## Work to complete
Can you transcribe every record below exactly as it appears?

══ Exercise material ══

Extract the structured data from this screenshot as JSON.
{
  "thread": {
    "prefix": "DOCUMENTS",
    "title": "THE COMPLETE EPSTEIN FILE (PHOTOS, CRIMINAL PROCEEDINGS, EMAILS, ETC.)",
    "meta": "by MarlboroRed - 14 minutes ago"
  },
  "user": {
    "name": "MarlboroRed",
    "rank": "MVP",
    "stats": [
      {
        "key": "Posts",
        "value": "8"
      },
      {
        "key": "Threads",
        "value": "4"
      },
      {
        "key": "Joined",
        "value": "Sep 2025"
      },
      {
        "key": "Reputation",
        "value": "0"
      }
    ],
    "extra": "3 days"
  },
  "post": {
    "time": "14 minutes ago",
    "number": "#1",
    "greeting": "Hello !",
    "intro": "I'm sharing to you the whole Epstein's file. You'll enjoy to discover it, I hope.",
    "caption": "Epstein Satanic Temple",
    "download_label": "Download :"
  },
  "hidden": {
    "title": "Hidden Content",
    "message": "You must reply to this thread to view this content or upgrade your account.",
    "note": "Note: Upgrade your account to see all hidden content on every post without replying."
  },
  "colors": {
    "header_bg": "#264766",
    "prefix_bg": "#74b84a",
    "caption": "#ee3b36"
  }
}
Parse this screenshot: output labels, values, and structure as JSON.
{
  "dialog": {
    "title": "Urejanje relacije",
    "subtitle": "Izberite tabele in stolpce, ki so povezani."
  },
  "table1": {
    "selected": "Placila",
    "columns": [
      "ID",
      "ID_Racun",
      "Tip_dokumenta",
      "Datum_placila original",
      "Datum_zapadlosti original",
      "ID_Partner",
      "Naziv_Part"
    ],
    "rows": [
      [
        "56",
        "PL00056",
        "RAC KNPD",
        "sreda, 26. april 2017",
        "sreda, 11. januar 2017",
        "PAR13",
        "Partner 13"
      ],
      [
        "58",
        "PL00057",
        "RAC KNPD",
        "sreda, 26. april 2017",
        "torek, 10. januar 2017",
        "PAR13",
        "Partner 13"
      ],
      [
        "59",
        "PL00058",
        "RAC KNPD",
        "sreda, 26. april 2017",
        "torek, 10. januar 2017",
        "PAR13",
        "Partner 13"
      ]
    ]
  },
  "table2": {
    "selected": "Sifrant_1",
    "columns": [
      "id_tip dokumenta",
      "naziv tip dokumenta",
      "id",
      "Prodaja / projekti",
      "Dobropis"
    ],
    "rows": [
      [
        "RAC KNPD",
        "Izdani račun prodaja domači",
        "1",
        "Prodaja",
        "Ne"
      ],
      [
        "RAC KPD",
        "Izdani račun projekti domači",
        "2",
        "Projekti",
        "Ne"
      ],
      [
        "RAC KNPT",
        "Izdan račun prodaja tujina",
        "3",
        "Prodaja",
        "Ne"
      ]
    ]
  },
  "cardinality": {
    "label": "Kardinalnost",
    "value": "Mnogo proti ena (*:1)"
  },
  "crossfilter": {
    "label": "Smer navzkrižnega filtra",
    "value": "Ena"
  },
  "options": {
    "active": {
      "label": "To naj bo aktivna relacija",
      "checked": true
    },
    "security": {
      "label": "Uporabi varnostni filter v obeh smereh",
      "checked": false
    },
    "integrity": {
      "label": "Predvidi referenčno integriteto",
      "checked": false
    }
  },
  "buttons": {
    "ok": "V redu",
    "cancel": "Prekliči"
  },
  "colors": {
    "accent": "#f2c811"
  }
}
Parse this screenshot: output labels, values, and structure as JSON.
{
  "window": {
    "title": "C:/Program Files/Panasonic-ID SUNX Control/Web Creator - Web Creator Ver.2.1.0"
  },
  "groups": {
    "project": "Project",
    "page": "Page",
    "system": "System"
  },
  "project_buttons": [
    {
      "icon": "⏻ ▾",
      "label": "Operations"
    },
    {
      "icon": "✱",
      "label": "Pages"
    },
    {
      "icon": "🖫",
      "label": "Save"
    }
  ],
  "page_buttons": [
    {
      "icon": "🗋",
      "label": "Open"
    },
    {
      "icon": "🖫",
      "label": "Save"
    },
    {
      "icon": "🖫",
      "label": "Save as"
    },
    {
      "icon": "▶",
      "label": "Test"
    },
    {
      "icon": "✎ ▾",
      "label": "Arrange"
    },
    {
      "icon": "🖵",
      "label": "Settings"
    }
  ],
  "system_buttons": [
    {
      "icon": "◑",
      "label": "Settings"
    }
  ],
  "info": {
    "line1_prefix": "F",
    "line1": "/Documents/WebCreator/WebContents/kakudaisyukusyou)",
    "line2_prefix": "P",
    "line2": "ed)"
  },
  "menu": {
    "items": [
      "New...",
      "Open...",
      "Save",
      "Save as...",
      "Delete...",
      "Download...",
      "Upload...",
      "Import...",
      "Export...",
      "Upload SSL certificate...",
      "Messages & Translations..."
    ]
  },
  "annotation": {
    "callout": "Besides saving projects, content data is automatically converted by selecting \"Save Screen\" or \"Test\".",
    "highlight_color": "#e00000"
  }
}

═══

## Response
Extract the structured data from this screenshot as JSON.
{
  "thread": {
    "prefix": "DOCUMENTS",
    "title": "THE COMPLETE EPSTEIN FILE (PHOTOS, CRIMINAL PROCEEDINGS, EMAILS, ETC.)",
    "meta": "by MarlboroRed - 14 minutes ago"
  },
  "user": {
    "name": "MarlboroRed",
    "rank": "MVP",
    "stats": [
      {
        "key": "Posts",
        "value": "8"
      },
      {
        "key": "Threads",
        "value": "4"
      },
      {
        "key": "Joined",
        "value": "Sep 2025"
      },
      {
        "key": "Reputation",
        "value": "0"
      }
    ],
    "extra": "3 days"
  },
  "post": {
    "time": "14 minutes ago",
    "number": "#1",
    "greeting": "Hello !",
    "intro": "I'm sharing to you the whole Epstein's file. You'll enjoy to discover it, I hope.",
    "caption": "Epstein Satanic Temple",
    "download_label": "Download :"
  },
  "hidden": {
    "title": "Hidden Content",
    "message": "You must reply to this thread to view this content or upgrade your account.",
    "note": "Note: Upgrade your account to see all hidden content on every post without replying."
  },
  "colors": {
    "header_bg": "#264766",
    "prefix_bg": "#74b84a",
    "caption": "#ee3b36"
  }
}
Parse this screenshot: output labels, values, and structure as JSON.
{
  "dialog": {
    "title": "Urejanje relacije",
    "subtitle": "Izberite tabele in stolpce, ki so povezani."
  },
  "table1": {
    "selected": "Placila",
    "columns": [
      "ID",
      "ID_Racun",
      "Tip_dokumenta",
      "Datum_placila original",
      "Datum_zapadlosti original",
      "ID_Partner",
      "Naziv_Part"
    ],
    "rows": [
      [
        "56",
        "PL00056",
        "RAC KNPD",
        "sreda, 26. april 2017",
        "sreda, 11. januar 2017",
        "PAR13",
        "Partner 13"
      ],
      [
        "58",
        "PL00057",
        "RAC KNPD",
        "sreda, 26. april 2017",
        "torek, 10. januar 2017",
        "PAR13",
        "Partner 13"
      ],
      [
        "59",
        "PL00058",
        "RAC KNPD",
        "sreda, 26. april 2017",
        "torek, 10. januar 2017",
        "PAR13",
        "Partner 13"
      ]
    ]
  },
  "table2": {
    "selected": "Sifrant_1",
    "columns": [
      "id_tip dokumenta",
      "naziv tip dokumenta",
      "id",
      "Prodaja / projekti",
      "Dobropis"
    ],
    "rows": [
      [
        "RAC KNPD",
        "Izdani račun prodaja domači",
        "1",
        "Prodaja",
        "Ne"
      ],
      [
        "RAC KPD",
        "Izdani račun projekti domači",
        "2",
        "Projekti",
        "Ne"
      ],
      [
        "RAC KNPT",
        "Izdan račun prodaja tujina",
        "3",
        "Prodaja",
        "Ne"
      ]
    ]
  },
  "cardinality": {
    "label": "Kardinalnost",
    "value": "Mnogo proti ena (*:1)"
  },
  "crossfilter": {
    "label": "Smer navzkrižnega filtra",
    "value": "Ena"
  },
  "options": {
    "active": {
      "label": "To naj bo aktivna relacija",
      "checked": true
    },
    "security": {
      "label": "Uporabi varnostni filter v obeh smereh",
      "checked": false
    },
    "integrity": {
      "label": "Predvidi referenčno integriteto",
      "checked": false
    }
  },
  "buttons": {
    "ok": "V redu",
    "cancel": "Prekliči"
  },
  "colors": {
    "accent": "#f2c811"
  }
}
Parse this screenshot: output labels, values, and structure as JSON.
{
  "window": {
    "title": "C:/Program Files/Panasonic-ID SUNX Control/Web Creator - Web Creator Ver.2.1.0"
  },
  "groups": {
    "project": "Project",
    "page": "Page",
    "system": "System"
  },
  "project_buttons": [
    {
      "icon": "⏻ ▾",
      "label": "Operations"
    },
    {
      "icon": "✱",
      "label": "Pages"
    },
    {
      "icon": "🖫",
      "label": "Save"
    }
  ],
  "page_buttons": [
    {
      "icon": "🗋",
      "label": "Open"
    },
    {
      "icon": "🖫",
      "label": "Save"
    },
    {
      "icon": "🖫",
      "label": "Save as"
    },
    {
      "icon": "▶",
      "label": "Test"
    },
    {
      "icon": "✎ ▾",
      "label": "Arrange"
    },
    {
      "icon": "🖵",
      "label": "Settings"
    }
  ],
  "system_buttons": [
    {
      "icon": "◑",
      "label": "Settings"
    }
  ],
  "info": {
    "line1_prefix": "F",
    "line1": "/Documents/WebCreator/WebContents/kakudaisyukusyou)",
    "line2_prefix": "P",
    "line2": "ed)"
  },
  "menu": {
    "items": [
      "New...",
      "Open...",
      "Save",
      "Save as...",
      "Delete...",
      "Download...",
      "Upload...",
      "Import...",
      "Export...",
      "Upload SSL certificate...",
      "Messages & Translations..."
    ]
  },
  "annotation": {
    "callout": "Besides saving projects, content data is automatically converted by selecting \"Save Screen\" or \"Test\".",
    "highlight_color": "#e00000"
  }
}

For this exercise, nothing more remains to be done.